* Your task: What is the number of lines in the data that hold the string "xlabel"? Reply with that number only.

* Input for this task:

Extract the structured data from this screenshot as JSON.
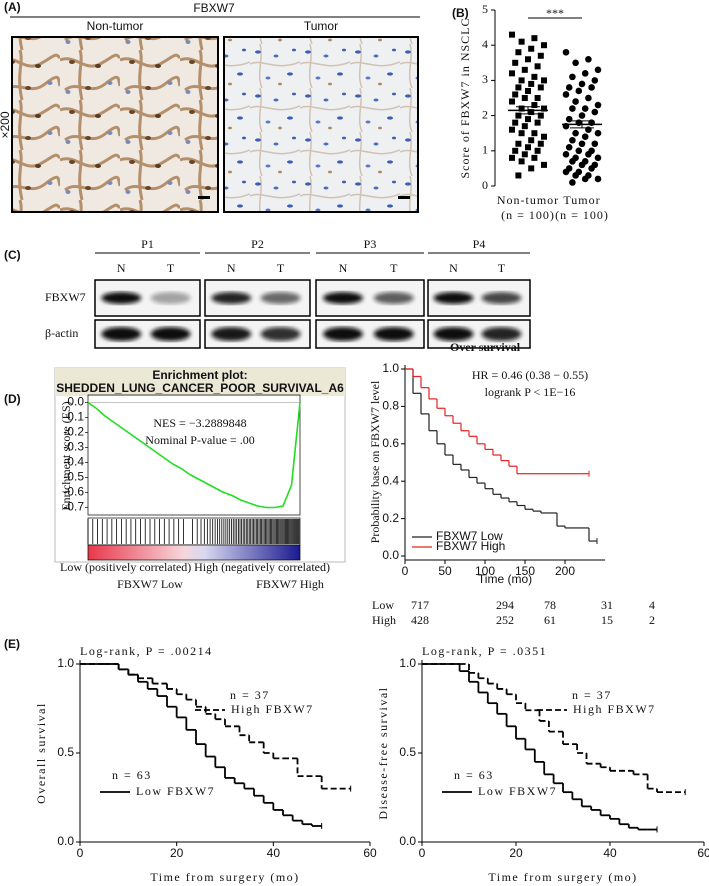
{
  "panel_labels": [
    "(A)",
    "(B)",
    "(C)",
    "(D)",
    "(E)"
  ],
  "panel_a": {
    "title": "FBXW7",
    "columns": [
      "Non-tumor",
      "Tumor"
    ],
    "magnification": "×200"
  },
  "panel_c": {
    "patients": [
      "P1",
      "P2",
      "P3",
      "P4"
    ],
    "lanes": [
      "N",
      "T"
    ],
    "rows": [
      "FBXW7",
      "β-actin"
    ]
  },
  "chart_data": [
    {
      "type": "strip",
      "ylabel": "Score of FBXW7 in NSCLC",
      "categories": [
        "Non-tumor",
        "Tumor"
      ],
      "n_labels": [
        "(n = 100)",
        "(n = 100)"
      ],
      "markers": [
        "square",
        "circle"
      ],
      "color": "#000000",
      "ylim": [
        0,
        5
      ],
      "yticks": [
        0,
        1,
        2,
        3,
        4,
        5
      ],
      "significance": "***",
      "means": [
        2.15,
        1.75
      ],
      "errors": [
        0.1,
        0.1
      ],
      "values": [
        [
          4.3,
          4.2,
          4.1,
          4.0,
          3.9,
          3.8,
          3.7,
          3.6,
          3.5,
          3.4,
          3.3,
          3.2,
          3.1,
          3.0,
          3.0,
          2.9,
          2.8,
          2.8,
          2.7,
          2.6,
          2.5,
          2.5,
          2.4,
          2.3,
          2.2,
          2.2,
          2.1,
          2.0,
          2.0,
          1.9,
          1.8,
          1.8,
          1.7,
          1.6,
          1.5,
          1.5,
          1.4,
          1.3,
          1.2,
          1.2,
          1.1,
          1.0,
          1.0,
          0.9,
          0.8,
          0.8,
          0.7,
          0.6,
          0.5,
          0.3
        ],
        [
          3.8,
          3.6,
          3.5,
          3.3,
          3.2,
          3.1,
          3.0,
          2.9,
          2.8,
          2.8,
          2.7,
          2.6,
          2.5,
          2.4,
          2.3,
          2.2,
          2.2,
          2.1,
          2.0,
          1.9,
          1.8,
          1.8,
          1.7,
          1.6,
          1.5,
          1.5,
          1.4,
          1.3,
          1.2,
          1.2,
          1.1,
          1.0,
          1.0,
          0.9,
          0.9,
          0.8,
          0.8,
          0.7,
          0.7,
          0.6,
          0.6,
          0.5,
          0.5,
          0.4,
          0.4,
          0.3,
          0.3,
          0.2,
          0.2,
          0.1
        ]
      ]
    },
    {
      "type": "line",
      "title": "Enrichment plot:",
      "subtitle": "SHEDDEN_LUNG_CANCER_POOR_SURVIVAL_A6",
      "ylabel": "Enrichment score (ES)",
      "color": "#22dd22",
      "ylim": [
        -0.75,
        0.05
      ],
      "yticks": [
        {
          "value": 0,
          "label": "0.0"
        },
        -0.1,
        -0.2,
        -0.3,
        -0.4,
        -0.5,
        -0.6,
        -0.7
      ],
      "values": [
        0,
        -0.04,
        -0.09,
        -0.13,
        -0.17,
        -0.21,
        -0.25,
        -0.29,
        -0.33,
        -0.37,
        -0.41,
        -0.44,
        -0.48,
        -0.51,
        -0.54,
        -0.57,
        -0.6,
        -0.62,
        -0.65,
        -0.67,
        -0.69,
        -0.7,
        -0.7,
        -0.69,
        -0.55,
        0.0
      ],
      "annotations": [
        "NES = −3.2889848",
        "Nominal P-value = .00"
      ],
      "phenotype_labels": [
        "Low (positively correlated)",
        "High (negatively correlated)"
      ],
      "phenotype_colors": [
        "#e03030",
        "#4a90d0"
      ],
      "group_labels": [
        "FBXW7 Low",
        "FBXW7 High"
      ]
    },
    {
      "type": "km",
      "title": "Over survival",
      "xlabel": "Time (mo)",
      "ylabel": "Probability base on FBXW7 level",
      "xlim": [
        0,
        250
      ],
      "xticks": [
        0,
        50,
        100,
        150,
        200
      ],
      "ylim": [
        0,
        1
      ],
      "yticks": [
        {
          "value": 0,
          "label": "0.0"
        },
        0.2,
        0.4,
        0.6,
        0.8,
        {
          "value": 1,
          "label": "1.0"
        }
      ],
      "annotations": [
        "HR = 0.46 (0.38 − 0.55)",
        "logrank P < 1E−16"
      ],
      "series": [
        {
          "name": "FBXW7 Low",
          "color": "#222222",
          "x": [
            0,
            10,
            20,
            30,
            40,
            50,
            60,
            70,
            80,
            90,
            100,
            110,
            120,
            130,
            140,
            150,
            160,
            170,
            180,
            190,
            200,
            210,
            220,
            230,
            240
          ],
          "y": [
            1,
            0.87,
            0.76,
            0.67,
            0.6,
            0.54,
            0.49,
            0.46,
            0.42,
            0.39,
            0.36,
            0.33,
            0.31,
            0.29,
            0.27,
            0.25,
            0.24,
            0.23,
            0.23,
            0.16,
            0.15,
            0.15,
            0.15,
            0.08,
            0.08
          ]
        },
        {
          "name": "FBXW7 High",
          "color": "#e82020",
          "x": [
            0,
            10,
            20,
            30,
            40,
            50,
            60,
            70,
            80,
            90,
            100,
            110,
            120,
            130,
            140,
            150,
            160,
            170,
            180,
            190,
            200,
            210,
            220,
            230
          ],
          "y": [
            1,
            0.96,
            0.9,
            0.84,
            0.79,
            0.75,
            0.71,
            0.67,
            0.64,
            0.6,
            0.57,
            0.54,
            0.51,
            0.48,
            0.44,
            0.44,
            0.44,
            0.44,
            0.44,
            0.44,
            0.44,
            0.44,
            0.44,
            0.44
          ]
        }
      ],
      "risk_table": {
        "rows": [
          {
            "name": "Low",
            "color": "#222222",
            "values": [
              717,
              294,
              78,
              31,
              4
            ]
          },
          {
            "name": "High",
            "color": "#e82020",
            "values": [
              428,
              252,
              61,
              15,
              2
            ]
          }
        ]
      }
    },
    {
      "type": "km",
      "annotation": "Log-rank, P = .00214",
      "xlabel": "Time from surgery (mo)",
      "ylabel": "Overall survival",
      "xlim": [
        0,
        60
      ],
      "xticks": [
        0,
        20,
        40,
        60
      ],
      "ylim": [
        0,
        1
      ],
      "yticks": [
        {
          "value": 0,
          "label": "0.0"
        },
        0.5,
        {
          "value": 1,
          "label": "1.0"
        }
      ],
      "series": [
        {
          "name": "High FBXW7",
          "n_label": "n = 37",
          "dashed": true,
          "color": "#000000",
          "x": [
            0,
            5,
            8,
            10,
            12,
            15,
            18,
            20,
            22,
            24,
            26,
            28,
            30,
            33,
            35,
            38,
            40,
            42,
            45,
            50,
            56
          ],
          "y": [
            1,
            1,
            0.97,
            0.94,
            0.92,
            0.89,
            0.86,
            0.83,
            0.8,
            0.76,
            0.72,
            0.69,
            0.65,
            0.6,
            0.56,
            0.5,
            0.47,
            0.47,
            0.37,
            0.3,
            0.3
          ]
        },
        {
          "name": "Low FBXW7",
          "n_label": "n = 63",
          "dashed": false,
          "color": "#000000",
          "x": [
            0,
            5,
            8,
            10,
            12,
            14,
            16,
            18,
            20,
            22,
            24,
            26,
            28,
            30,
            32,
            34,
            36,
            38,
            40,
            42,
            44,
            46,
            48,
            50
          ],
          "y": [
            1,
            1,
            0.97,
            0.94,
            0.9,
            0.86,
            0.82,
            0.76,
            0.7,
            0.63,
            0.55,
            0.48,
            0.42,
            0.36,
            0.33,
            0.3,
            0.26,
            0.22,
            0.18,
            0.15,
            0.12,
            0.1,
            0.09,
            0.09
          ]
        }
      ]
    },
    {
      "type": "km",
      "annotation": "Log-rank, P = .0351",
      "xlabel": "Time from surgery (mo)",
      "ylabel": "Disease-free survival",
      "xlim": [
        0,
        60
      ],
      "xticks": [
        0,
        20,
        40,
        60
      ],
      "ylim": [
        0,
        1
      ],
      "yticks": [
        {
          "value": 0,
          "label": "0.0"
        },
        0.5,
        {
          "value": 1,
          "label": "1.0"
        }
      ],
      "series": [
        {
          "name": "High FBXW7",
          "n_label": "n = 37",
          "dashed": true,
          "color": "#000000",
          "x": [
            0,
            8,
            10,
            12,
            14,
            16,
            18,
            20,
            22,
            25,
            27,
            30,
            33,
            35,
            38,
            40,
            45,
            48,
            50,
            56
          ],
          "y": [
            1,
            1,
            0.95,
            0.92,
            0.89,
            0.86,
            0.83,
            0.78,
            0.74,
            0.68,
            0.62,
            0.55,
            0.5,
            0.44,
            0.42,
            0.4,
            0.38,
            0.3,
            0.28,
            0.28
          ]
        },
        {
          "name": "Low FBXW7",
          "n_label": "n = 63",
          "dashed": false,
          "color": "#000000",
          "x": [
            0,
            6,
            8,
            10,
            12,
            14,
            16,
            18,
            20,
            22,
            24,
            26,
            28,
            30,
            32,
            34,
            36,
            38,
            40,
            42,
            44,
            46,
            48,
            50
          ],
          "y": [
            1,
            1,
            0.96,
            0.9,
            0.84,
            0.78,
            0.72,
            0.65,
            0.58,
            0.52,
            0.45,
            0.38,
            0.33,
            0.28,
            0.24,
            0.2,
            0.18,
            0.15,
            0.13,
            0.1,
            0.08,
            0.07,
            0.07,
            0.07
          ]
        }
      ]
    }
  ]
}
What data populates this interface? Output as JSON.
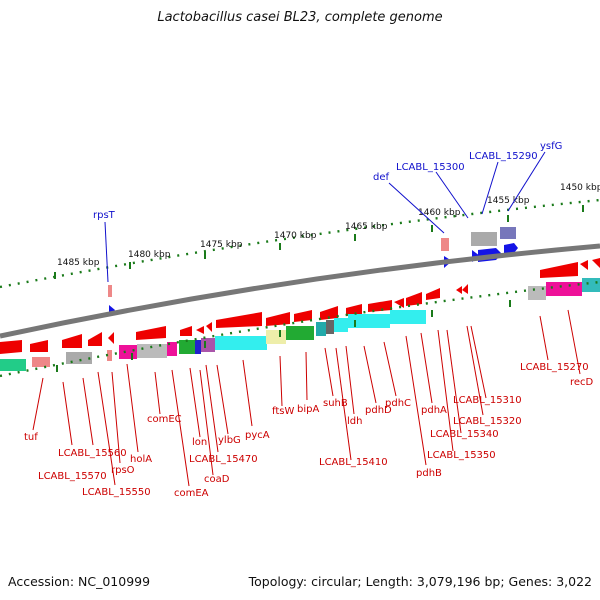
{
  "title": "Lactobacillus casei BL23, complete genome",
  "footer": {
    "accession": "Accession: NC_010999",
    "summary": "Topology: circular; Length: 3,079,196 bp; Genes: 3,022"
  },
  "colors": {
    "forward_gene": "#0000ee",
    "reverse_gene": "#ee0000",
    "backbone": "#777777",
    "tick": "#1a7a1a",
    "label_top": "#1010cc",
    "label_bottom": "#cc0000"
  },
  "scale": {
    "labels": [
      "1485 kbp",
      "1480 kbp",
      "1475 kbp",
      "1470 kbp",
      "1465 kbp",
      "1460 kbp",
      "1455 kbp",
      "1450 kbp"
    ]
  },
  "top_labels": [
    "rpsT",
    "def",
    "LCABL_15300",
    "LCABL_15290",
    "ysfG"
  ],
  "bottom_labels": [
    "tuf",
    "LCABL_15560",
    "LCABL_15570",
    "LCABL_15550",
    "rpsO",
    "holA",
    "comEC",
    "comEA",
    "lon",
    "coaD",
    "LCABL_15470",
    "ylbG",
    "pycA",
    "ftsW",
    "bipA",
    "suhB",
    "ldh",
    "LCABL_15410",
    "pdhD",
    "pdhC",
    "pdhB",
    "pdhA",
    "LCABL_15350",
    "LCABL_15340",
    "LCABL_15320",
    "LCABL_15310",
    "LCABL_15270",
    "recD"
  ]
}
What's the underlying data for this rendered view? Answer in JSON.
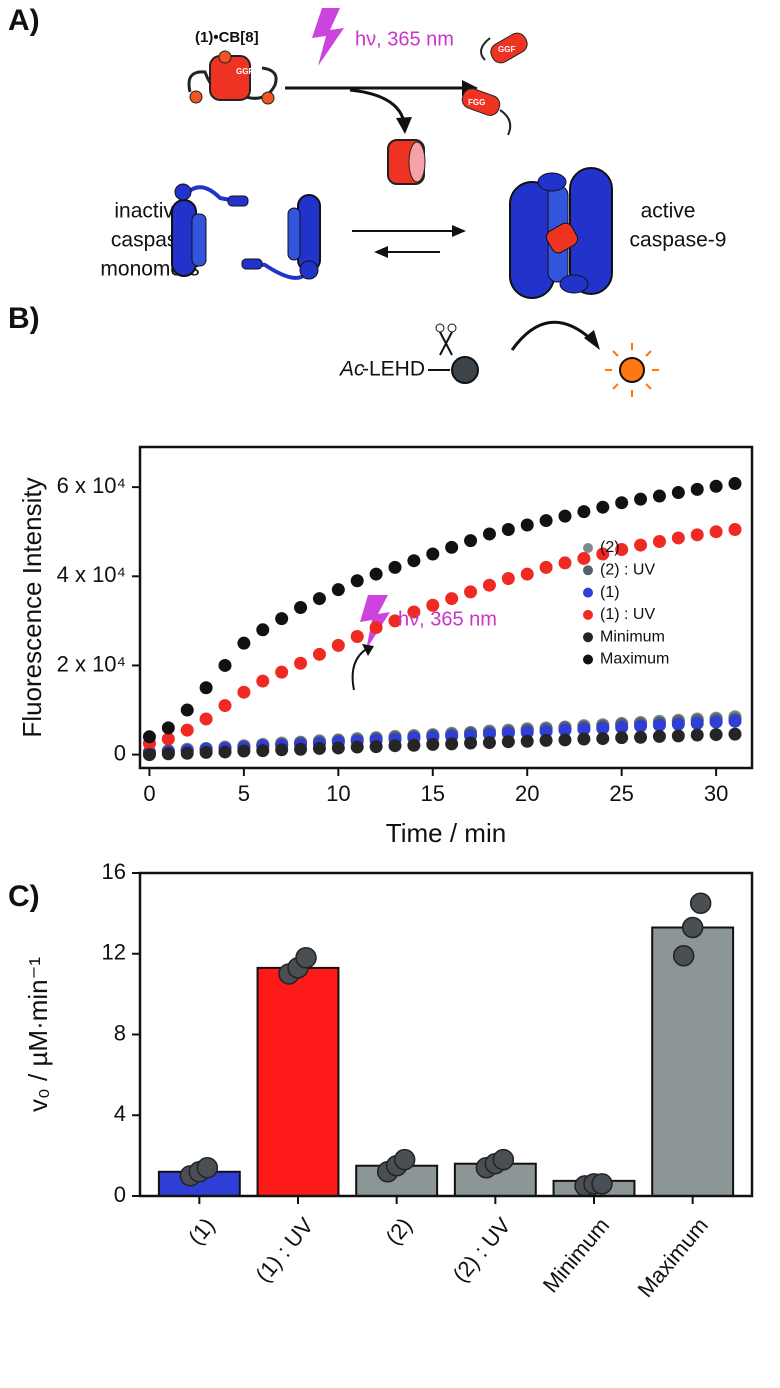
{
  "panel_labels": [
    "A)",
    "B)",
    "C)"
  ],
  "diagram": {
    "complex_label": "(1)•CB[8]",
    "light": "hν, 365 nm",
    "peptide_labels": [
      "GGF",
      "FGG"
    ],
    "inactive": [
      "inactive",
      "caspase",
      "monomers"
    ],
    "active": [
      "active",
      "caspase-9"
    ],
    "substrate_prefix": "Ac",
    "substrate": "-LEHD"
  },
  "chart_data": [
    {
      "type": "scatter",
      "xlabel": "Time / min",
      "ylabel": "Fluorescence Intensity",
      "annotation": "hν, 365 nm",
      "xlim": [
        -0.5,
        31.9
      ],
      "ylim": [
        -3000,
        69000
      ],
      "xticks": [
        0,
        5,
        10,
        15,
        20,
        25,
        30
      ],
      "yticks": [
        0,
        {
          "value": 20000,
          "label": "2 x 10⁴"
        },
        {
          "value": 40000,
          "label": "4 x 10⁴"
        },
        {
          "value": 60000,
          "label": "6 x 10⁴"
        }
      ],
      "legend": "right",
      "x": [
        0,
        1,
        2,
        3,
        4,
        5,
        6,
        7,
        8,
        9,
        10,
        11,
        12,
        13,
        14,
        15,
        16,
        17,
        18,
        19,
        20,
        21,
        22,
        23,
        24,
        25,
        26,
        27,
        28,
        29,
        30,
        31
      ],
      "series": [
        {
          "name": "(2)",
          "color": "#7d8a8c",
          "values": [
            600,
            900,
            1200,
            1400,
            1700,
            2000,
            2300,
            2600,
            2800,
            3100,
            3300,
            3600,
            3800,
            4100,
            4300,
            4500,
            4800,
            5000,
            5300,
            5500,
            5800,
            6000,
            6200,
            6500,
            6700,
            7000,
            7200,
            7500,
            7700,
            8000,
            8200,
            8500
          ]
        },
        {
          "name": "(2) : UV",
          "color": "#56616a",
          "values": [
            500,
            800,
            1000,
            1300,
            1500,
            1800,
            2100,
            2300,
            2600,
            2800,
            3100,
            3300,
            3600,
            3800,
            4000,
            4300,
            4500,
            4800,
            5000,
            5200,
            5500,
            5700,
            6000,
            6200,
            6400,
            6700,
            6900,
            7100,
            7400,
            7600,
            7800,
            8000
          ]
        },
        {
          "name": "(1)",
          "color": "#2f3fd6",
          "values": [
            500,
            700,
            900,
            1200,
            1400,
            1600,
            1900,
            2100,
            2300,
            2500,
            2800,
            3000,
            3200,
            3400,
            3700,
            3900,
            4100,
            4300,
            4600,
            4800,
            5000,
            5200,
            5500,
            5700,
            5900,
            6100,
            6400,
            6600,
            6800,
            7000,
            7300,
            7500
          ]
        },
        {
          "name": "(1) : UV",
          "color": "#ee2a22",
          "values": [
            2500,
            3500,
            5500,
            8000,
            11000,
            14000,
            16500,
            18500,
            20500,
            22500,
            24500,
            26500,
            28500,
            30000,
            32000,
            33500,
            35000,
            36500,
            38000,
            39500,
            40500,
            42000,
            43000,
            44000,
            45000,
            46000,
            47000,
            47800,
            48600,
            49300,
            50000,
            50500
          ]
        },
        {
          "name": "Minimum",
          "color": "#252525",
          "values": [
            0,
            200,
            300,
            500,
            600,
            800,
            900,
            1100,
            1200,
            1400,
            1500,
            1700,
            1800,
            2000,
            2100,
            2300,
            2400,
            2600,
            2700,
            2900,
            3000,
            3200,
            3300,
            3500,
            3600,
            3800,
            3900,
            4100,
            4200,
            4400,
            4500,
            4600
          ]
        },
        {
          "name": "Maximum",
          "color": "#111111",
          "values": [
            4000,
            6000,
            10000,
            15000,
            20000,
            25000,
            28000,
            30500,
            33000,
            35000,
            37000,
            39000,
            40500,
            42000,
            43500,
            45000,
            46500,
            48000,
            49500,
            50500,
            51500,
            52500,
            53500,
            54500,
            55500,
            56500,
            57300,
            58000,
            58800,
            59500,
            60200,
            60800
          ]
        }
      ]
    },
    {
      "type": "bar",
      "ylabel": "v₀ / µM·min⁻¹",
      "ylim": [
        0,
        16
      ],
      "yticks": [
        0,
        4,
        8,
        12,
        16
      ],
      "categories": [
        "(1)",
        "(1) : UV",
        "(2)",
        "(2) : UV",
        "Minimum",
        "Maximum"
      ],
      "values": [
        1.2,
        11.3,
        1.5,
        1.6,
        0.75,
        13.3
      ],
      "colors": [
        "#2f3fd6",
        "#ff1a1a",
        "#8c9696",
        "#8c9696",
        "#8c9696",
        "#8c9696"
      ],
      "point_color": "#4a4f54",
      "points": [
        [
          1.0,
          1.2,
          1.4
        ],
        [
          11.0,
          11.3,
          11.8
        ],
        [
          1.2,
          1.5,
          1.8
        ],
        [
          1.4,
          1.6,
          1.8
        ],
        [
          0.5,
          0.6,
          0.6
        ],
        [
          11.9,
          13.3,
          14.5
        ]
      ]
    }
  ]
}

* Your solution: 4